Exercise goal: Copy the entries below exactly. Images do not belong in the copy.

Task inputs:
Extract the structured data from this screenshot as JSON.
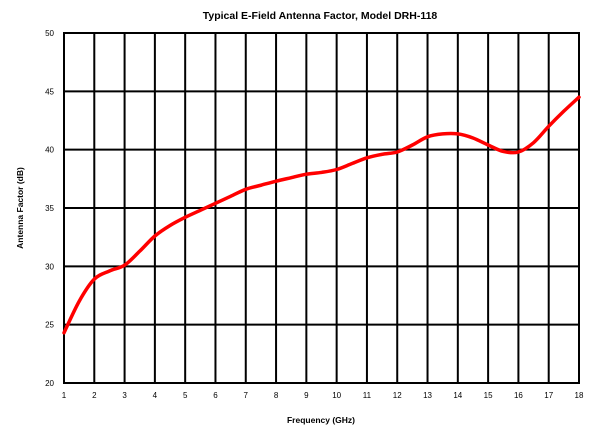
{
  "chart_data": {
    "type": "line",
    "title": "Typical E-Field Antenna Factor, Model DRH-118",
    "xlabel": "Frequency (GHz)",
    "ylabel": "Antenna Factor (dB)",
    "xlim": [
      1,
      18
    ],
    "ylim": [
      20,
      50
    ],
    "x_ticks": [
      1,
      2,
      3,
      4,
      5,
      6,
      7,
      8,
      9,
      10,
      11,
      12,
      13,
      14,
      15,
      16,
      17,
      18
    ],
    "y_ticks": [
      20,
      25,
      30,
      35,
      40,
      45,
      50
    ],
    "grid": true,
    "legend": "none",
    "series": [
      {
        "color": "#ff0000",
        "x": [
          1,
          1.5,
          2,
          2.5,
          3,
          3.5,
          4,
          4.5,
          5,
          5.5,
          6,
          6.5,
          7,
          7.5,
          8,
          8.5,
          9,
          9.5,
          10,
          10.5,
          11,
          11.5,
          12,
          12.5,
          13,
          13.5,
          14,
          14.5,
          15,
          15.5,
          16,
          16.5,
          17,
          17.5,
          18
        ],
        "y": [
          24.3,
          27.0,
          28.9,
          29.6,
          30.1,
          31.3,
          32.6,
          33.5,
          34.2,
          34.8,
          35.4,
          36.0,
          36.6,
          36.95,
          37.3,
          37.6,
          37.9,
          38.05,
          38.3,
          38.8,
          39.3,
          39.6,
          39.8,
          40.4,
          41.1,
          41.35,
          41.35,
          41.0,
          40.4,
          39.85,
          39.8,
          40.6,
          42.0,
          43.3,
          44.5
        ]
      }
    ]
  }
}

Output of the task:
Extract the structured data from this screenshot as JSON.
{
  "chart_data": {
    "type": "line",
    "title": "Typical E-Field Antenna Factor, Model DRH-118",
    "xlabel": "Frequency (GHz)",
    "ylabel": "Antenna Factor (dB)",
    "xlim": [
      1,
      18
    ],
    "ylim": [
      20,
      50
    ],
    "x_ticks": [
      1,
      2,
      3,
      4,
      5,
      6,
      7,
      8,
      9,
      10,
      11,
      12,
      13,
      14,
      15,
      16,
      17,
      18
    ],
    "y_ticks": [
      20,
      25,
      30,
      35,
      40,
      45,
      50
    ],
    "grid": true,
    "legend": "none",
    "series": [
      {
        "color": "#ff0000",
        "x": [
          1,
          1.5,
          2,
          2.5,
          3,
          3.5,
          4,
          4.5,
          5,
          5.5,
          6,
          6.5,
          7,
          7.5,
          8,
          8.5,
          9,
          9.5,
          10,
          10.5,
          11,
          11.5,
          12,
          12.5,
          13,
          13.5,
          14,
          14.5,
          15,
          15.5,
          16,
          16.5,
          17,
          17.5,
          18
        ],
        "y": [
          24.3,
          27.0,
          28.9,
          29.6,
          30.1,
          31.3,
          32.6,
          33.5,
          34.2,
          34.8,
          35.4,
          36.0,
          36.6,
          36.95,
          37.3,
          37.6,
          37.9,
          38.05,
          38.3,
          38.8,
          39.3,
          39.6,
          39.8,
          40.4,
          41.1,
          41.35,
          41.35,
          41.0,
          40.4,
          39.85,
          39.8,
          40.6,
          42.0,
          43.3,
          44.5
        ]
      }
    ]
  }
}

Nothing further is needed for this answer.